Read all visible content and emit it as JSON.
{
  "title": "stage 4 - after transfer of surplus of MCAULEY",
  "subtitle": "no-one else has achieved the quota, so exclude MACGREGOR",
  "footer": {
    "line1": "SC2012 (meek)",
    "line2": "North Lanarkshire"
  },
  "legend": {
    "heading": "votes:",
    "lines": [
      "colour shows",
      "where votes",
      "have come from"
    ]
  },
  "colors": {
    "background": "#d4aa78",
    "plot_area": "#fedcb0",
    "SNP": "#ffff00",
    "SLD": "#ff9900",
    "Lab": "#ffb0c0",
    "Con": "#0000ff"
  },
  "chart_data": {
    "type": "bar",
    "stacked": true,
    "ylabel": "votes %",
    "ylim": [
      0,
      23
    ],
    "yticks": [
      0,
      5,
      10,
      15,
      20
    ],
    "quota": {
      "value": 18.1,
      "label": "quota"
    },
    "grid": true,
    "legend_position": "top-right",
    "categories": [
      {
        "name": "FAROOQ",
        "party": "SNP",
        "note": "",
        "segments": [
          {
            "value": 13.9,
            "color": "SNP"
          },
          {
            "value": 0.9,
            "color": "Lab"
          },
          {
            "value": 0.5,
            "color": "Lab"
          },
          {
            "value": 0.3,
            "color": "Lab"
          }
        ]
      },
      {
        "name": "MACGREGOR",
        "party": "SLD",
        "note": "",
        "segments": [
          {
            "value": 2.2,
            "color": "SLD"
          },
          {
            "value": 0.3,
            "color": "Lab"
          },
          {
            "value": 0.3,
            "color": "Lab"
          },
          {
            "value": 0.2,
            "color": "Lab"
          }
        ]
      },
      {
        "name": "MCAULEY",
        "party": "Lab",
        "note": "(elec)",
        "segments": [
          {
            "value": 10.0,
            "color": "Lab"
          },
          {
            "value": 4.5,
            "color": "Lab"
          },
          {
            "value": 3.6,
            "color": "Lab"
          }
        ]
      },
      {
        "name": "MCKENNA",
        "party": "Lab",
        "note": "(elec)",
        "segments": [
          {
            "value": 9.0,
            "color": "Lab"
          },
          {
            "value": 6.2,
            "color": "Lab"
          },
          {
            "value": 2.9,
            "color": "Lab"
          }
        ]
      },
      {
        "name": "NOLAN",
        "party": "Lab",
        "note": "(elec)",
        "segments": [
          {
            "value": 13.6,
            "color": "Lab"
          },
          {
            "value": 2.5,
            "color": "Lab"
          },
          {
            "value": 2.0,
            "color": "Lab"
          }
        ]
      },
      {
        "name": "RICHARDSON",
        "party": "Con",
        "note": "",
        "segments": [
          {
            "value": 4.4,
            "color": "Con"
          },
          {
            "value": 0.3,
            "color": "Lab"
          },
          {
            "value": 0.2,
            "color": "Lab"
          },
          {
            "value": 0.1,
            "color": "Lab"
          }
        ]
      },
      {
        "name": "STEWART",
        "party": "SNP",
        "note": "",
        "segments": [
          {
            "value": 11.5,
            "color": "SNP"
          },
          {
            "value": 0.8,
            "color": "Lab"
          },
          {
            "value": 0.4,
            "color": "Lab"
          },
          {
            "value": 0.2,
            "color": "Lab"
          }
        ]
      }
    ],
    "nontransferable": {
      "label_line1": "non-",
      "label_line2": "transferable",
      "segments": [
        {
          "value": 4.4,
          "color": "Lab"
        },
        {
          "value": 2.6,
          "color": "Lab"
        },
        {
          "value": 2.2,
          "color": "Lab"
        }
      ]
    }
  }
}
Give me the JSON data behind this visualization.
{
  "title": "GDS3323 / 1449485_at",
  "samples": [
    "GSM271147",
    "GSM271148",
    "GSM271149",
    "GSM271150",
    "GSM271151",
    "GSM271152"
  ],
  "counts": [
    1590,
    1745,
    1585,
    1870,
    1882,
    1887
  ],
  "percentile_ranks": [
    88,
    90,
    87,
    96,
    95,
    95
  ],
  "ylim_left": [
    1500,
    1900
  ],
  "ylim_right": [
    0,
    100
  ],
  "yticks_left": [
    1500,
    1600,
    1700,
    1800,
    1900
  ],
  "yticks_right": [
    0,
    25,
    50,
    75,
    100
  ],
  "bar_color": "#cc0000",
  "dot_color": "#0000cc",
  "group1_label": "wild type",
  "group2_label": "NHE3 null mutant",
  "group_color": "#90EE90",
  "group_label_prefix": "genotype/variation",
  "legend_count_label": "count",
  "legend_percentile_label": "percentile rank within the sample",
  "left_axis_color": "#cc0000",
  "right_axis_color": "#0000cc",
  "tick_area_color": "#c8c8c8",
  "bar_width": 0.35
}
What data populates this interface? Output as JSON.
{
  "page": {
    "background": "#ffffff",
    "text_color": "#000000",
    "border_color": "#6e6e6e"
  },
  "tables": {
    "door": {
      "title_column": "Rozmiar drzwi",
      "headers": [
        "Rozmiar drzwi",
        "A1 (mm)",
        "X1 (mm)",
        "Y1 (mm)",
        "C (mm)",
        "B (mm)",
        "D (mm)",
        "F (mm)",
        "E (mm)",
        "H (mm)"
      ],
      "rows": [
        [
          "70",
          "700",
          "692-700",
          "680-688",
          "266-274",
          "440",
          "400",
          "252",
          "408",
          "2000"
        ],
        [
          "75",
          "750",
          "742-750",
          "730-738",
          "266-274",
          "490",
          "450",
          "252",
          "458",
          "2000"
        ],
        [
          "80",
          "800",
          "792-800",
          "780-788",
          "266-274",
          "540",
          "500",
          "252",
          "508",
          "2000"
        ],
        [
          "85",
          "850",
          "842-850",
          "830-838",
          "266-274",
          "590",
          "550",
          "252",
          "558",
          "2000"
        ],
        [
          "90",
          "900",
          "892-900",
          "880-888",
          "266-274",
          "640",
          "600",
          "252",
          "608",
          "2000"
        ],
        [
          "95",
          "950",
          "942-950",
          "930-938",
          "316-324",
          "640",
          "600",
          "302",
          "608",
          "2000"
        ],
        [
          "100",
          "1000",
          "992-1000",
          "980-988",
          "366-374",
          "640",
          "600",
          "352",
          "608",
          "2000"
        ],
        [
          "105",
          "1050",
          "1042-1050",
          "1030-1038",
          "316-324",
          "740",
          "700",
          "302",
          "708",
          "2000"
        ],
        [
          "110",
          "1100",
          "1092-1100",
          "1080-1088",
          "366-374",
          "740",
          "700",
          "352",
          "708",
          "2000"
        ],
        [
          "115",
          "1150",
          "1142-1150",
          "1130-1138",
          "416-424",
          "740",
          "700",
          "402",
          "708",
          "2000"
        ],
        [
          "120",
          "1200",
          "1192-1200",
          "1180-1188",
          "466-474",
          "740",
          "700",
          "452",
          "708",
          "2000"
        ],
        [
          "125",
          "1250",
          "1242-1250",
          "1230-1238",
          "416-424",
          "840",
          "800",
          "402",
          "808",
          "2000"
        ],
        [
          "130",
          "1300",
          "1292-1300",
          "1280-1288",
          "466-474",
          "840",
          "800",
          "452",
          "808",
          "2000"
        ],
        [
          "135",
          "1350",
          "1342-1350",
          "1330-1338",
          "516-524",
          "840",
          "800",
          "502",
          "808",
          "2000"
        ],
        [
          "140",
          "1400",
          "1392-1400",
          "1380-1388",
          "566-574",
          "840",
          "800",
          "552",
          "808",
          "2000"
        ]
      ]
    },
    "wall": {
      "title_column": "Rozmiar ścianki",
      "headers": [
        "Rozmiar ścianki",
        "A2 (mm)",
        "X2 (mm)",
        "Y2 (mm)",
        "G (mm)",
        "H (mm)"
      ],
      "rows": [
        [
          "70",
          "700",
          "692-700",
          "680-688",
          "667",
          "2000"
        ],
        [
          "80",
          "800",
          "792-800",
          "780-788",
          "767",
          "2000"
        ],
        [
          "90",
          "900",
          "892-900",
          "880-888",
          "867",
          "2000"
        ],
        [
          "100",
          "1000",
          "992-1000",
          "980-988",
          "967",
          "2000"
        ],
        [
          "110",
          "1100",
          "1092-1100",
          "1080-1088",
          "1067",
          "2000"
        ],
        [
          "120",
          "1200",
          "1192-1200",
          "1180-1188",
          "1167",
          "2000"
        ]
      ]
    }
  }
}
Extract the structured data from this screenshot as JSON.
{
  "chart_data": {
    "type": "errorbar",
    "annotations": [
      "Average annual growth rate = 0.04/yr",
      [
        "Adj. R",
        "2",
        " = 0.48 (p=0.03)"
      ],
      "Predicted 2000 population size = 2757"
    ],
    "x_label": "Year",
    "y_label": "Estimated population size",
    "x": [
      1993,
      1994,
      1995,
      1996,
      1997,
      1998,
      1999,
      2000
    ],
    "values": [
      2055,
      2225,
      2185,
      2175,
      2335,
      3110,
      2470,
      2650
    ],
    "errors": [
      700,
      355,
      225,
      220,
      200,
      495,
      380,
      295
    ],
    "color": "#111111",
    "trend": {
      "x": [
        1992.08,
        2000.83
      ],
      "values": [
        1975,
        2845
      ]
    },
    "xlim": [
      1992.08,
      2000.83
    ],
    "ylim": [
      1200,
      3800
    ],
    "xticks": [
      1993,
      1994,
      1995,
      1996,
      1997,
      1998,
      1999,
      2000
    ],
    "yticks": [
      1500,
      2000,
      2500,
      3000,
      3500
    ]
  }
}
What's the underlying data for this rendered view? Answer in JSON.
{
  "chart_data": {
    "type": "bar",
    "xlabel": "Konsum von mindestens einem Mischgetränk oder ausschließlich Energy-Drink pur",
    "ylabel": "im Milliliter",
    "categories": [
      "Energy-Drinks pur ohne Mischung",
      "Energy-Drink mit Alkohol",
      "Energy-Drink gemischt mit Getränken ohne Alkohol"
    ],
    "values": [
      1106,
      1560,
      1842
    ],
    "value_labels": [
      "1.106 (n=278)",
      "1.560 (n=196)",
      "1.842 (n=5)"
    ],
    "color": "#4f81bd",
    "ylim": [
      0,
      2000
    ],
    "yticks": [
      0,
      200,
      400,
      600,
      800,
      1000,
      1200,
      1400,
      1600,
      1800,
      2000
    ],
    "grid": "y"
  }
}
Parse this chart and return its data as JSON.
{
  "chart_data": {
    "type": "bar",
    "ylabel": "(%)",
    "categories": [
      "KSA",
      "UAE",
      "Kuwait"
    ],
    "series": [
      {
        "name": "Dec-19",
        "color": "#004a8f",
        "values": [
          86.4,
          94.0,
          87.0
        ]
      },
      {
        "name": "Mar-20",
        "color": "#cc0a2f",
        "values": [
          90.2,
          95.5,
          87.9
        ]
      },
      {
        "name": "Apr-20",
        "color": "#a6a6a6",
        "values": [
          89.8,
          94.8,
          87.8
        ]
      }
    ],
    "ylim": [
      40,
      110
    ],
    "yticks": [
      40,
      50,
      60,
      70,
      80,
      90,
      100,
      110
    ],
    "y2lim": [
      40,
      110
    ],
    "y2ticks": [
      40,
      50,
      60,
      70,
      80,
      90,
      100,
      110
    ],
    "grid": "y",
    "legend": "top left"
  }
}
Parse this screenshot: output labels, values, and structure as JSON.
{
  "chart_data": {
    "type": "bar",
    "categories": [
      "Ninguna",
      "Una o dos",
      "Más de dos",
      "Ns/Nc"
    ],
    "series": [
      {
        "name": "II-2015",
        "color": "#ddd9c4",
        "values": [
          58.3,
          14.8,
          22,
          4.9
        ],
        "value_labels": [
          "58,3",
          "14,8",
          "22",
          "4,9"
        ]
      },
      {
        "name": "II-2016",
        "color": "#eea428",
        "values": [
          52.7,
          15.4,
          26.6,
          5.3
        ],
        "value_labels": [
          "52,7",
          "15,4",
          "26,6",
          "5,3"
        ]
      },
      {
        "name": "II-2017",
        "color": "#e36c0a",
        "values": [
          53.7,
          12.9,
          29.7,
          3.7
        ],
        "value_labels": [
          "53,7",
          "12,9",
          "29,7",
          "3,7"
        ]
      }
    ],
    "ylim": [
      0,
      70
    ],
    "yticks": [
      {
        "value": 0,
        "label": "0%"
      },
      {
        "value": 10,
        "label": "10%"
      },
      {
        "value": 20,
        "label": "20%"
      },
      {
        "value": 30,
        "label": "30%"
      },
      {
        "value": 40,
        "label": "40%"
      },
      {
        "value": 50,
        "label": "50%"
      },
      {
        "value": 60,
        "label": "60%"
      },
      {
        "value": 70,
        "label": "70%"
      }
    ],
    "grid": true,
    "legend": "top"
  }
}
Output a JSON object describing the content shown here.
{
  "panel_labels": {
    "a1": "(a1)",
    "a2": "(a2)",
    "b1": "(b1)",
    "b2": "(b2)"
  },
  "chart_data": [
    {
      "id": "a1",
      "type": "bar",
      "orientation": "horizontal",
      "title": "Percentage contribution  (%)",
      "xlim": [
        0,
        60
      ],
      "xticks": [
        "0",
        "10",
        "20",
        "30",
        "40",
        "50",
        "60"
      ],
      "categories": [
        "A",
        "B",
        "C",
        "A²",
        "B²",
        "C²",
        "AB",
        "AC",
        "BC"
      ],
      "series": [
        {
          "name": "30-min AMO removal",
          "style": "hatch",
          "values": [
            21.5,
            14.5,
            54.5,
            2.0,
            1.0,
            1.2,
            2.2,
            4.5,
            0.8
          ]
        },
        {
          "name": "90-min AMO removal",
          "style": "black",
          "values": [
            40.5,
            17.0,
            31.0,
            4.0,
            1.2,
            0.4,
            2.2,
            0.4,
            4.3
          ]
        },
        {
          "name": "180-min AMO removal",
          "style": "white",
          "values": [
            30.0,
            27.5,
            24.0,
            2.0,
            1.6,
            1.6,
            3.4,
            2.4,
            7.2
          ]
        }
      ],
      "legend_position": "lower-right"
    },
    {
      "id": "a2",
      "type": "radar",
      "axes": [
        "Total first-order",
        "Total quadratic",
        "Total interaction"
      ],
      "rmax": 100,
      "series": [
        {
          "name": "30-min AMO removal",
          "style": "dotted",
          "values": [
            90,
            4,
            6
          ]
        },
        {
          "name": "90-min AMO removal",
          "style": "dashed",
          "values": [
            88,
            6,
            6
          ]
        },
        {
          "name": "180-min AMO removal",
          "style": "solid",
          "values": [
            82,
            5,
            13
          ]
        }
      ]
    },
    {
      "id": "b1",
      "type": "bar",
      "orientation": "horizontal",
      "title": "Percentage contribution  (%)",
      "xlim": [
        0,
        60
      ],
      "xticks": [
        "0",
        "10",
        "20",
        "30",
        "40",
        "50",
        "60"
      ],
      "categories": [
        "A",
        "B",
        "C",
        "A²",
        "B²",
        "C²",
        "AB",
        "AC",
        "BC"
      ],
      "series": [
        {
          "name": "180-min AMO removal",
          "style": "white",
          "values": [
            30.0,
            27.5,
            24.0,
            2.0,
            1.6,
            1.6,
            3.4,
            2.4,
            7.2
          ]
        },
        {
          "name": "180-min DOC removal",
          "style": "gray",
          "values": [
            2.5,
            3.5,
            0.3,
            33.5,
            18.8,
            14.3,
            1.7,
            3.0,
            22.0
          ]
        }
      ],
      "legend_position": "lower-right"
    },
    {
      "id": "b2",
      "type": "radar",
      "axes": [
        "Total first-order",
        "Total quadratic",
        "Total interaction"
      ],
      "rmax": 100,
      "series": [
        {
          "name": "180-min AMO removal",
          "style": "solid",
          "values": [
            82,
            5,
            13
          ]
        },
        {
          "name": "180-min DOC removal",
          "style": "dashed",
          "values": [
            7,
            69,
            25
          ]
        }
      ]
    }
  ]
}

=== Given instruction ===
Each line in the material either holds the string "ylabel" or does not. State how many do, and nothing else.

=== Result ===
3